Requirement:
Gather, from the listing beneath this task, every line holding the string "Spatial".

--- Items ---

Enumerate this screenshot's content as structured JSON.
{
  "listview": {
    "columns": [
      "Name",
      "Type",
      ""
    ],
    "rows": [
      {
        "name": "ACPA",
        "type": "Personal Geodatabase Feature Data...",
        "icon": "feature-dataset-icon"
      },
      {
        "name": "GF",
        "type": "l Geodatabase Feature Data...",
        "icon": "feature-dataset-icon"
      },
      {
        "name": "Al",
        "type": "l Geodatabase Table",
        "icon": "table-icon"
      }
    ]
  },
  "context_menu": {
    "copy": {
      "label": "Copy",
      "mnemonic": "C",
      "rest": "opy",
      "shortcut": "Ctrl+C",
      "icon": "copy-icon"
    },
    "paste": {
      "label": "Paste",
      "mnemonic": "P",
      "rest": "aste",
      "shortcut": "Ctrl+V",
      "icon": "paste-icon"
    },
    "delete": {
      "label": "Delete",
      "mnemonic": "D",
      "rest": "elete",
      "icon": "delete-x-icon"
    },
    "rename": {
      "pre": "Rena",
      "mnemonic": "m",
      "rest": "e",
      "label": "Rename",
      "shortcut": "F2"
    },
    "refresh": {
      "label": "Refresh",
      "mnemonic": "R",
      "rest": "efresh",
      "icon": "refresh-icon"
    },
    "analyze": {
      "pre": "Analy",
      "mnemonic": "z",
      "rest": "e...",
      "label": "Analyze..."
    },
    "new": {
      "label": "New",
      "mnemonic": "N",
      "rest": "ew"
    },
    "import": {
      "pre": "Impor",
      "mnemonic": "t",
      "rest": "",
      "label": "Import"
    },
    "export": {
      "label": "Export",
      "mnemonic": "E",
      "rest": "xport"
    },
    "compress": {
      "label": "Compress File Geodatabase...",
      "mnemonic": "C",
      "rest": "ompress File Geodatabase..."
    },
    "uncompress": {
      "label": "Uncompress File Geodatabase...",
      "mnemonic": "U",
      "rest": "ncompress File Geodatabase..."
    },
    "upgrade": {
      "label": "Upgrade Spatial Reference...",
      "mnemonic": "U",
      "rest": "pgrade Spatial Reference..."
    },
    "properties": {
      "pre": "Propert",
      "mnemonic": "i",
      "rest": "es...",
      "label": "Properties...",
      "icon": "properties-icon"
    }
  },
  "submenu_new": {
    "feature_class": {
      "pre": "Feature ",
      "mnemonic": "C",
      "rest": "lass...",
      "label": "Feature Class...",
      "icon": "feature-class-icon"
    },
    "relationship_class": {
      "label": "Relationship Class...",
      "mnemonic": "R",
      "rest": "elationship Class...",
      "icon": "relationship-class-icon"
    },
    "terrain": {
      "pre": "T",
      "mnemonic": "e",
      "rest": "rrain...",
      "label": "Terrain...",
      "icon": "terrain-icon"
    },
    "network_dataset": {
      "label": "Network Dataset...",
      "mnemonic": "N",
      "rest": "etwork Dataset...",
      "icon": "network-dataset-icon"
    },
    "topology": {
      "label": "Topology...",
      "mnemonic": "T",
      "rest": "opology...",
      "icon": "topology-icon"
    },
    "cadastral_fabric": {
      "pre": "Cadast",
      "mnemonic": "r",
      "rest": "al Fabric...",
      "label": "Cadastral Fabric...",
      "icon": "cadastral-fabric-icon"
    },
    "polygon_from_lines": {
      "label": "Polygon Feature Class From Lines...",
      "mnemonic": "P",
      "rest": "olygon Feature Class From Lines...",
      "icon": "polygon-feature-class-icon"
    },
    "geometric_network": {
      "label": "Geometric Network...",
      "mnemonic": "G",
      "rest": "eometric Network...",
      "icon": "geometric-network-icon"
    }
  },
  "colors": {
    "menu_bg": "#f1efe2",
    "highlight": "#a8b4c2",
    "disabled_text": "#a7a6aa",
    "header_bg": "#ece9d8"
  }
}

---

Output of the exercise:
      "label": "Upgrade Spatial Reference...",
      "rest": "pgrade Spatial Reference..."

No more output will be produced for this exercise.